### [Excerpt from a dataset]

* * * * * * * * *

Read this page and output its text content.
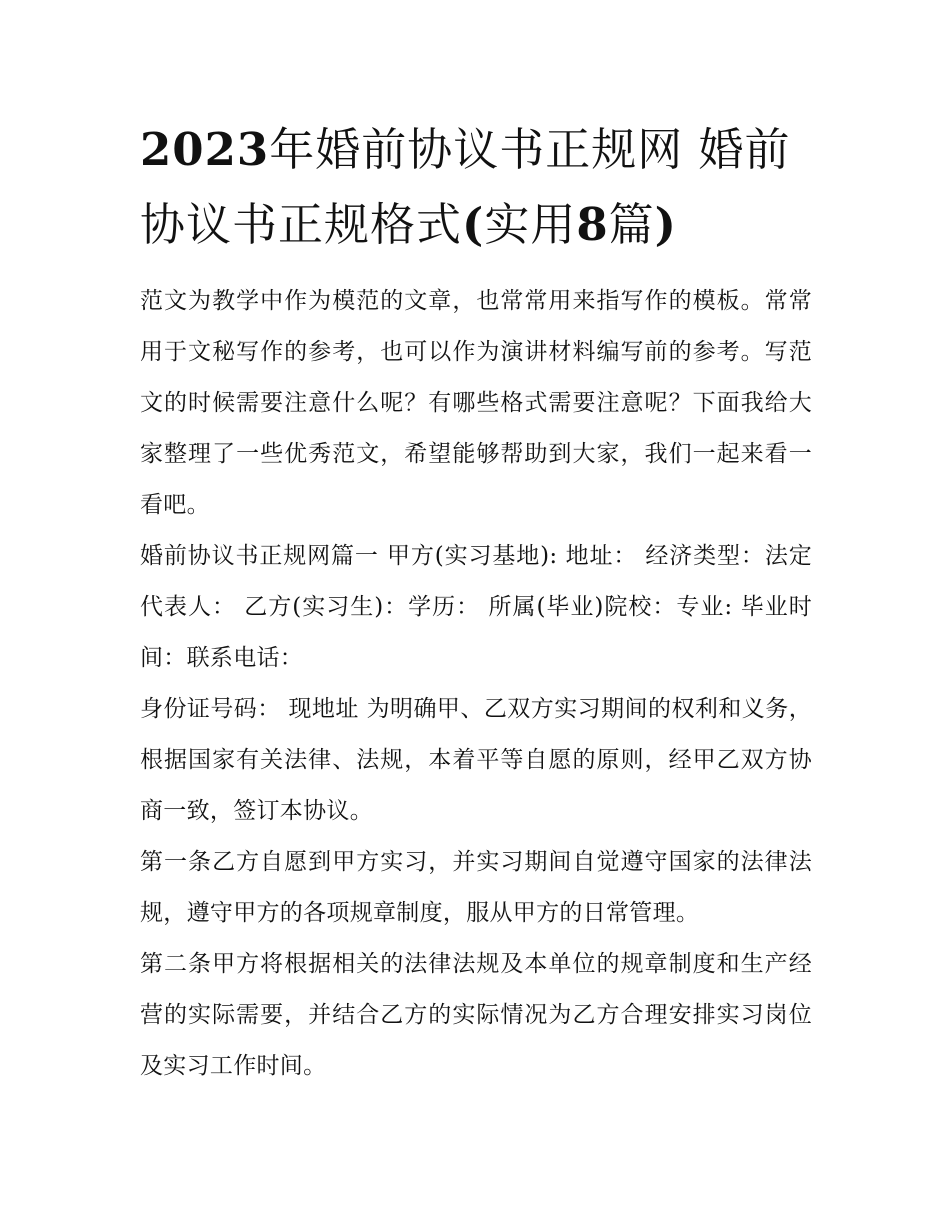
2023年婚前协议书正规网 婚前协议书正规格式(实用8篇)

范文为教学中作为模范的文章，也常常用来指写作的模板。常常用于文秘写作的参考，也可以作为演讲材料编写前的参考。写范文的时候需要注意什么呢？有哪些格式需要注意呢？下面我给大家整理了一些优秀范文，希望能够帮助到大家，我们一起来看一看吧。

婚前协议书正规网篇一 甲方(实习基地): 地址： 经济类型：法定代表人： 乙方(实习生)：学历： 所属(毕业)院校：专业: 毕业时间：联系电话：

身份证号码： 现地址 为明确甲、乙双方实习期间的权利和义务，根据国家有关法律、法规，本着平等自愿的原则，经甲乙双方协商一致，签订本协议。

第一条乙方自愿到甲方实习，并实习期间自觉遵守国家的法律法规，遵守甲方的各项规章制度，服从甲方的日常管理。

第二条甲方将根据相关的法律法规及本单位的规章制度和生产经营的实际需要，并结合乙方的实际情况为乙方合理安排实习岗位及实习工作时间。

* * * * * * * * *

Omit the pictures and give the material again, exactly and in full.

Read this page and output its text content.
2023年婚前协议书正规网 婚前协议书正规格式(实用8篇)

范文为教学中作为模范的文章，也常常用来指写作的模板。常常用于文秘写作的参考，也可以作为演讲材料编写前的参考。写范文的时候需要注意什么呢？有哪些格式需要注意呢？下面我给大家整理了一些优秀范文，希望能够帮助到大家，我们一起来看一看吧。

婚前协议书正规网篇一 甲方(实习基地): 地址： 经济类型：法定代表人： 乙方(实习生)：学历： 所属(毕业)院校：专业: 毕业时间：联系电话：

身份证号码： 现地址 为明确甲、乙双方实习期间的权利和义务，根据国家有关法律、法规，本着平等自愿的原则，经甲乙双方协商一致，签订本协议。

第一条乙方自愿到甲方实习，并实习期间自觉遵守国家的法律法规，遵守甲方的各项规章制度，服从甲方的日常管理。

第二条甲方将根据相关的法律法规及本单位的规章制度和生产经营的实际需要，并结合乙方的实际情况为乙方合理安排实习岗位及实习工作时间。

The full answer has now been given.